— Exercise requirements —
Output every line below exactly.

— Entries shown —
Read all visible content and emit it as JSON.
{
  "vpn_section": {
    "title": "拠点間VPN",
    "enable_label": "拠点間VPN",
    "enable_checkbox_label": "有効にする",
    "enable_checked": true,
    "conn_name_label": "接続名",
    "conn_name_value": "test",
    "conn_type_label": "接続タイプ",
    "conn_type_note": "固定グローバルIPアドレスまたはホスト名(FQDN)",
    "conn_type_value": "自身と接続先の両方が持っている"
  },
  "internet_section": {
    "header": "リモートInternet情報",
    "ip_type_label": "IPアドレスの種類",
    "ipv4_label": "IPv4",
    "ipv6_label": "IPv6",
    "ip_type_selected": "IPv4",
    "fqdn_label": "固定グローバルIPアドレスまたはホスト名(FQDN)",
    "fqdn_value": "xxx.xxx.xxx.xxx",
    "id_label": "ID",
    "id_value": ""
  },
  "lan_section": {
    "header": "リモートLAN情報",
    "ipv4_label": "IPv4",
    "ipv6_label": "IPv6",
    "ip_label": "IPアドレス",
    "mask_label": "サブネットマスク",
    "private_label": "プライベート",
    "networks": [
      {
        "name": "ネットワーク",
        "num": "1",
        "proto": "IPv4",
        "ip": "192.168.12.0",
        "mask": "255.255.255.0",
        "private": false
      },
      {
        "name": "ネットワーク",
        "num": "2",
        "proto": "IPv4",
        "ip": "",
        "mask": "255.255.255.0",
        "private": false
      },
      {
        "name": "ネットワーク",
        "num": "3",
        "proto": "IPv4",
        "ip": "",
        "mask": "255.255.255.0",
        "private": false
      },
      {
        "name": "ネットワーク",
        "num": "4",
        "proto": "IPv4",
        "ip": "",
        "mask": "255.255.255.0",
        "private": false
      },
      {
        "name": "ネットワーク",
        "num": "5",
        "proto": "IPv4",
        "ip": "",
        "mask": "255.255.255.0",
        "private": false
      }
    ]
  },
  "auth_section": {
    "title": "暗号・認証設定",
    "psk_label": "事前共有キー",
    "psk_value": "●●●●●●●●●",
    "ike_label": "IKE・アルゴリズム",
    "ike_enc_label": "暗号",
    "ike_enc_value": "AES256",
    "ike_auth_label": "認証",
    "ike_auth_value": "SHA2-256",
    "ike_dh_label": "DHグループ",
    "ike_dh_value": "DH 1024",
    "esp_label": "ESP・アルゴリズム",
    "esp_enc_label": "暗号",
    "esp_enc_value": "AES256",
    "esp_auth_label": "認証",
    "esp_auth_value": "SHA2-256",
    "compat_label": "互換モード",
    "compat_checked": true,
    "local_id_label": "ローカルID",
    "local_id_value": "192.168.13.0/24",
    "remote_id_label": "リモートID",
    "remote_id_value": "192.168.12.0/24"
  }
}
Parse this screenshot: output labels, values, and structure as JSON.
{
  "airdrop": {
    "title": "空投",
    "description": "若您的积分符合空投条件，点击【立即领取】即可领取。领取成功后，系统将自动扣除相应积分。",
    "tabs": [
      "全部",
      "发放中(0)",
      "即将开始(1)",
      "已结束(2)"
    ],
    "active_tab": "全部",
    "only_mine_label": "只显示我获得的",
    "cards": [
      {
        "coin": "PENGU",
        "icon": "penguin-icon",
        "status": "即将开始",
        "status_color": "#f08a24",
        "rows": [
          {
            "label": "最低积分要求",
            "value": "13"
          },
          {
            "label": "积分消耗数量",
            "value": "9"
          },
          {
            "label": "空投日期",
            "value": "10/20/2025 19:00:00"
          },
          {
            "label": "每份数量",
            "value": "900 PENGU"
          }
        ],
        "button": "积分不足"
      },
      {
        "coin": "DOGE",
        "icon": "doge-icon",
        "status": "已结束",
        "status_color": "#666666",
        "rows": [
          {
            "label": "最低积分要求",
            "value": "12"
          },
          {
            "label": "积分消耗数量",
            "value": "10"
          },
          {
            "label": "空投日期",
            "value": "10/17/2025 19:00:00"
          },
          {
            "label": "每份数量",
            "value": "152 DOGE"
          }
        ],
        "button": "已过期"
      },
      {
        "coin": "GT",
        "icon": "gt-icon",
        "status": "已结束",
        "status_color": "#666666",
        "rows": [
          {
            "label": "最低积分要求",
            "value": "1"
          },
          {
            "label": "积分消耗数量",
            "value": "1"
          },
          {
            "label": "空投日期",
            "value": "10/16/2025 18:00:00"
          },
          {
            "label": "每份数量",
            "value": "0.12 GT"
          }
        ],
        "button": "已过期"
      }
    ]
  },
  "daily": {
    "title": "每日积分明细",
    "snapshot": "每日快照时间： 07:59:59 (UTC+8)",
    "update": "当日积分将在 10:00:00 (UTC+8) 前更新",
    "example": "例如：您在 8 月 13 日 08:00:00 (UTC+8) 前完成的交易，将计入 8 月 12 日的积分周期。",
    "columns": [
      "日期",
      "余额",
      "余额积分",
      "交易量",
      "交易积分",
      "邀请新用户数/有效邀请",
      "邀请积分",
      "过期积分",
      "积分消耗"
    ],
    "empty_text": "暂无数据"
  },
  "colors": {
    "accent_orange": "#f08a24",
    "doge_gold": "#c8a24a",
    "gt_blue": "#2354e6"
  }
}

— Task answer —
Read all visible content and emit it as JSON.
{
  "vpn_section": {
    "title": "拠点間VPN",
    "enable_label": "拠点間VPN",
    "enable_checkbox_label": "有効にする",
    "enable_checked": true,
    "conn_name_label": "接続名",
    "conn_name_value": "test",
    "conn_type_label": "接続タイプ",
    "conn_type_note": "固定グローバルIPアドレスまたはホスト名(FQDN)",
    "conn_type_value": "自身と接続先の両方が持っている"
  },
  "internet_section": {
    "header": "リモートInternet情報",
    "ip_type_label": "IPアドレスの種類",
    "ipv4_label": "IPv4",
    "ipv6_label": "IPv6",
    "ip_type_selected": "IPv4",
    "fqdn_label": "固定グローバルIPアドレスまたはホスト名(FQDN)",
    "fqdn_value": "xxx.xxx.xxx.xxx",
    "id_label": "ID",
    "id_value": ""
  },
  "lan_section": {
    "header": "リモートLAN情報",
    "ipv4_label": "IPv4",
    "ipv6_label": "IPv6",
    "ip_label": "IPアドレス",
    "mask_label": "サブネットマスク",
    "private_label": "プライベート",
    "networks": [
      {
        "name": "ネットワーク",
        "num": "1",
        "proto": "IPv4",
        "ip": "192.168.12.0",
        "mask": "255.255.255.0",
        "private": false
      },
      {
        "name": "ネットワーク",
        "num": "2",
        "proto": "IPv4",
        "ip": "",
        "mask": "255.255.255.0",
        "private": false
      },
      {
        "name": "ネットワーク",
        "num": "3",
        "proto": "IPv4",
        "ip": "",
        "mask": "255.255.255.0",
        "private": false
      },
      {
        "name": "ネットワーク",
        "num": "4",
        "proto": "IPv4",
        "ip": "",
        "mask": "255.255.255.0",
        "private": false
      },
      {
        "name": "ネットワーク",
        "num": "5",
        "proto": "IPv4",
        "ip": "",
        "mask": "255.255.255.0",
        "private": false
      }
    ]
  },
  "auth_section": {
    "title": "暗号・認証設定",
    "psk_label": "事前共有キー",
    "psk_value": "●●●●●●●●●",
    "ike_label": "IKE・アルゴリズム",
    "ike_enc_label": "暗号",
    "ike_enc_value": "AES256",
    "ike_auth_label": "認証",
    "ike_auth_value": "SHA2-256",
    "ike_dh_label": "DHグループ",
    "ike_dh_value": "DH 1024",
    "esp_label": "ESP・アルゴリズム",
    "esp_enc_label": "暗号",
    "esp_enc_value": "AES256",
    "esp_auth_label": "認証",
    "esp_auth_value": "SHA2-256",
    "compat_label": "互換モード",
    "compat_checked": true,
    "local_id_label": "ローカルID",
    "local_id_value": "192.168.13.0/24",
    "remote_id_label": "リモートID",
    "remote_id_value": "192.168.12.0/24"
  }
}
Parse this screenshot: output labels, values, and structure as JSON.
{
  "airdrop": {
    "title": "空投",
    "description": "若您的积分符合空投条件，点击【立即领取】即可领取。领取成功后，系统将自动扣除相应积分。",
    "tabs": [
      "全部",
      "发放中(0)",
      "即将开始(1)",
      "已结束(2)"
    ],
    "active_tab": "全部",
    "only_mine_label": "只显示我获得的",
    "cards": [
      {
        "coin": "PENGU",
        "icon": "penguin-icon",
        "status": "即将开始",
        "status_color": "#f08a24",
        "rows": [
          {
            "label": "最低积分要求",
            "value": "13"
          },
          {
            "label": "积分消耗数量",
            "value": "9"
          },
          {
            "label": "空投日期",
            "value": "10/20/2025 19:00:00"
          },
          {
            "label": "每份数量",
            "value": "900 PENGU"
          }
        ],
        "button": "积分不足"
      },
      {
        "coin": "DOGE",
        "icon": "doge-icon",
        "status": "已结束",
        "status_color": "#666666",
        "rows": [
          {
            "label": "最低积分要求",
            "value": "12"
          },
          {
            "label": "积分消耗数量",
            "value": "10"
          },
          {
            "label": "空投日期",
            "value": "10/17/2025 19:00:00"
          },
          {
            "label": "每份数量",
            "value": "152 DOGE"
          }
        ],
        "button": "已过期"
      },
      {
        "coin": "GT",
        "icon": "gt-icon",
        "status": "已结束",
        "status_color": "#666666",
        "rows": [
          {
            "label": "最低积分要求",
            "value": "1"
          },
          {
            "label": "积分消耗数量",
            "value": "1"
          },
          {
            "label": "空投日期",
            "value": "10/16/2025 18:00:00"
          },
          {
            "label": "每份数量",
            "value": "0.12 GT"
          }
        ],
        "button": "已过期"
      }
    ]
  },
  "daily": {
    "title": "每日积分明细",
    "snapshot": "每日快照时间： 07:59:59 (UTC+8)",
    "update": "当日积分将在 10:00:00 (UTC+8) 前更新",
    "example": "例如：您在 8 月 13 日 08:00:00 (UTC+8) 前完成的交易，将计入 8 月 12 日的积分周期。",
    "columns": [
      "日期",
      "余额",
      "余额积分",
      "交易量",
      "交易积分",
      "邀请新用户数/有效邀请",
      "邀请积分",
      "过期积分",
      "积分消耗"
    ],
    "empty_text": "暂无数据"
  },
  "colors": {
    "accent_orange": "#f08a24",
    "doge_gold": "#c8a24a",
    "gt_blue": "#2354e6"
  }
}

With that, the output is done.